§ Task to complete: Output the material beneath exactly, leaving nothing out.

= = = =

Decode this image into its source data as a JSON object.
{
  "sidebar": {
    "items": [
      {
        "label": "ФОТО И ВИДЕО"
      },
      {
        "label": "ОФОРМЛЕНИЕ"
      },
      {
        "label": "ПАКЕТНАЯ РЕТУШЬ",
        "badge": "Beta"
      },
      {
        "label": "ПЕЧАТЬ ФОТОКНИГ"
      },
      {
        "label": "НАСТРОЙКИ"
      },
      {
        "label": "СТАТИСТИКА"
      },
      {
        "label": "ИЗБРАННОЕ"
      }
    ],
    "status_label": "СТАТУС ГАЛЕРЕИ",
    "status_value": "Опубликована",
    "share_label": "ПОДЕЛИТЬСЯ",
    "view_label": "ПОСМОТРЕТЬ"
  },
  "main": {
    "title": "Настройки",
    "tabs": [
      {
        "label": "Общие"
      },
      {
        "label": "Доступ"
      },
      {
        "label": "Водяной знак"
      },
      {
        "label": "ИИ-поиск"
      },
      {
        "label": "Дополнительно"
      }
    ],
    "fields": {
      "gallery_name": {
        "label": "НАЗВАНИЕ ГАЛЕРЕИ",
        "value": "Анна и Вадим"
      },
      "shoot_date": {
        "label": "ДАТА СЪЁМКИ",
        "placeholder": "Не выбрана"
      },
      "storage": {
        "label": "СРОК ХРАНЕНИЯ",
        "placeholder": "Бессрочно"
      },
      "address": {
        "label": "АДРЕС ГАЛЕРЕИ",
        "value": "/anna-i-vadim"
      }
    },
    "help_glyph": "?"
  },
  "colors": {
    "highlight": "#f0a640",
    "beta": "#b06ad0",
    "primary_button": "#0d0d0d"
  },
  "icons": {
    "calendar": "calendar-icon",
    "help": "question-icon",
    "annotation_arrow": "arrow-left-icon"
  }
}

= = = =

§ Expected output:
Decode this image into its source data as a JSON object.
{
  "sidebar": {
    "items": [
      {
        "label": "ФОТО И ВИДЕО"
      },
      {
        "label": "ОФОРМЛЕНИЕ"
      },
      {
        "label": "ПАКЕТНАЯ РЕТУШЬ",
        "badge": "Beta"
      },
      {
        "label": "ПЕЧАТЬ ФОТОКНИГ"
      },
      {
        "label": "НАСТРОЙКИ"
      },
      {
        "label": "СТАТИСТИКА"
      },
      {
        "label": "ИЗБРАННОЕ"
      }
    ],
    "status_label": "СТАТУС ГАЛЕРЕИ",
    "status_value": "Опубликована",
    "share_label": "ПОДЕЛИТЬСЯ",
    "view_label": "ПОСМОТРЕТЬ"
  },
  "main": {
    "title": "Настройки",
    "tabs": [
      {
        "label": "Общие"
      },
      {
        "label": "Доступ"
      },
      {
        "label": "Водяной знак"
      },
      {
        "label": "ИИ-поиск"
      },
      {
        "label": "Дополнительно"
      }
    ],
    "fields": {
      "gallery_name": {
        "label": "НАЗВАНИЕ ГАЛЕРЕИ",
        "value": "Анна и Вадим"
      },
      "shoot_date": {
        "label": "ДАТА СЪЁМКИ",
        "placeholder": "Не выбрана"
      },
      "storage": {
        "label": "СРОК ХРАНЕНИЯ",
        "placeholder": "Бессрочно"
      },
      "address": {
        "label": "АДРЕС ГАЛЕРЕИ",
        "value": "/anna-i-vadim"
      }
    },
    "help_glyph": "?"
  },
  "colors": {
    "highlight": "#f0a640",
    "beta": "#b06ad0",
    "primary_button": "#0d0d0d"
  },
  "icons": {
    "calendar": "calendar-icon",
    "help": "question-icon",
    "annotation_arrow": "arrow-left-icon"
  }
}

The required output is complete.